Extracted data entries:

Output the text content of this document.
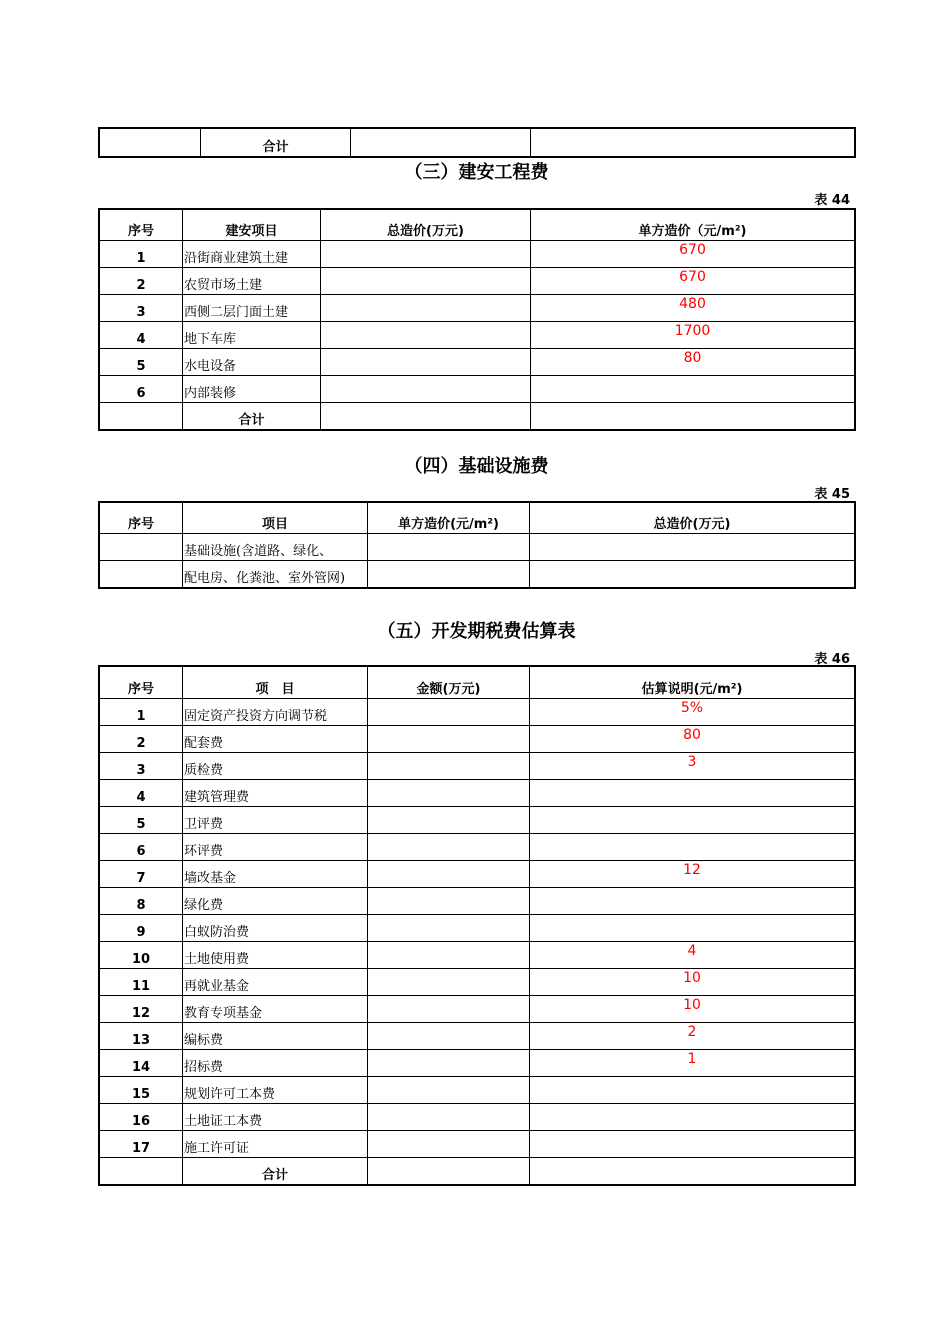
	合计		
（三）建安工程费
表 44
序号	建安项目	总造价(万元)	单方造价（元/m²)
1	沿街商业建筑土建		670
2	农贸市场土建		670
3	西侧二层门面土建		480
4	地下车库		1700
5	水电设备		80
6	内部装修		
	合计		
（四）基础设施费
表 45
序号	项目	单方造价(元/m²)	总造价(万元)
	基础设施(含道路、绿化、		
	配电房、化粪池、室外管网)		
（五）开发期税费估算表
表 46
序号	项　目	金额(万元)	估算说明(元/m²)
1	固定资产投资方向调节税		5%
2	配套费		80
3	质检费		3
4	建筑管理费		
5	卫评费		
6	环评费		
7	墙改基金		12
8	绿化费		
9	白蚁防治费		
10	土地使用费		4
11	再就业基金		10
12	教育专项基金		10
13	编标费		2
14	招标费		1
15	规划许可工本费		
16	土地证工本费		
17	施工许可证		
	合计		
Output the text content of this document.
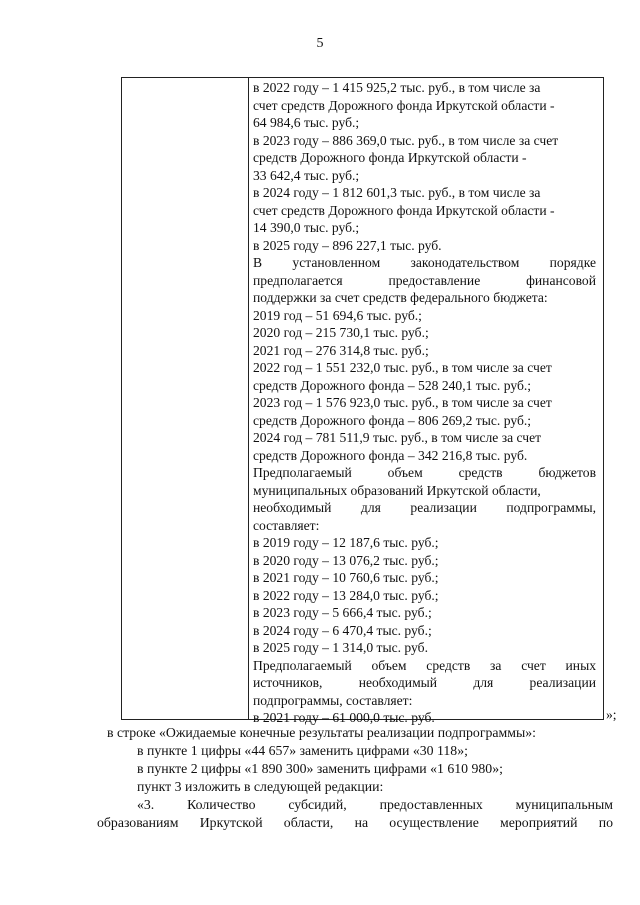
5
в 2022 году – 1 415 925,2 тыс. руб., в том числе за
счет средств Дорожного фонда Иркутской области -
64 984,6 тыс. руб.;
в 2023 году – 886 369,0 тыс. руб., в том числе за счет
средств Дорожного фонда Иркутской области -
33 642,4 тыс. руб.;
в 2024 году – 1 812 601,3 тыс. руб., в том числе за
счет средств Дорожного фонда Иркутской области -
14 390,0 тыс. руб.;
в 2025 году – 896 227,1 тыс. руб.
В установленном законодательством порядке
предполагается предоставление финансовой
поддержки за счет средств федерального бюджета:
2019 год – 51 694,6 тыс. руб.;
2020 год – 215 730,1 тыс. руб.;
2021 год – 276 314,8 тыс. руб.;
2022 год – 1 551 232,0 тыс. руб., в том числе за счет
средств Дорожного фонда – 528 240,1 тыс. руб.;
2023 год – 1 576 923,0 тыс. руб., в том числе за счет
средств Дорожного фонда – 806 269,2 тыс. руб.;
2024 год – 781 511,9 тыс. руб., в том числе за счет
средств Дорожного фонда – 342 216,8 тыс. руб.
Предполагаемый объем средств бюджетов
муниципальных образований Иркутской области,
необходимый для реализации подпрограммы,
составляет:
в 2019 году – 12 187,6 тыс. руб.;
в 2020 году – 13 076,2 тыс. руб.;
в 2021 году – 10 760,6 тыс. руб.;
в 2022 году – 13 284,0 тыс. руб.;
в 2023 году – 5 666,4 тыс. руб.;
в 2024 году – 6 470,4 тыс. руб.;
в 2025 году – 1 314,0 тыс. руб.
Предполагаемый объем средств за счет иных
источников, необходимый для реализации
подпрограммы, составляет:
в 2021 году – 61 000,0 тыс. руб.	»;
в строке «Ожидаемые конечные результаты реализации подпрограммы»:
в пункте 1 цифры «44 657» заменить цифрами «30 118»;
в пункте 2 цифры «1 890 300» заменить цифрами «1 610 980»;
пункт 3 изложить в следующей редакции:
«3. Количество субсидий, предоставленных муниципальным
образованиям Иркутской области, на осуществление мероприятий по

Directions for this task => Extract each line from the listing that holds the word "счет".

Solution to this task =>
счет средств Дорожного фонда Иркутской области -
в 2023 году – 886 369,0 тыс. руб., в том числе за счет
счет средств Дорожного фонда Иркутской области -
поддержки за счет средств федерального бюджета:
2022 год – 1 551 232,0 тыс. руб., в том числе за счет
2023 год – 1 576 923,0 тыс. руб., в том числе за счет
2024 год – 781 511,9 тыс. руб., в том числе за счет
Предполагаемый объем средств за счет иных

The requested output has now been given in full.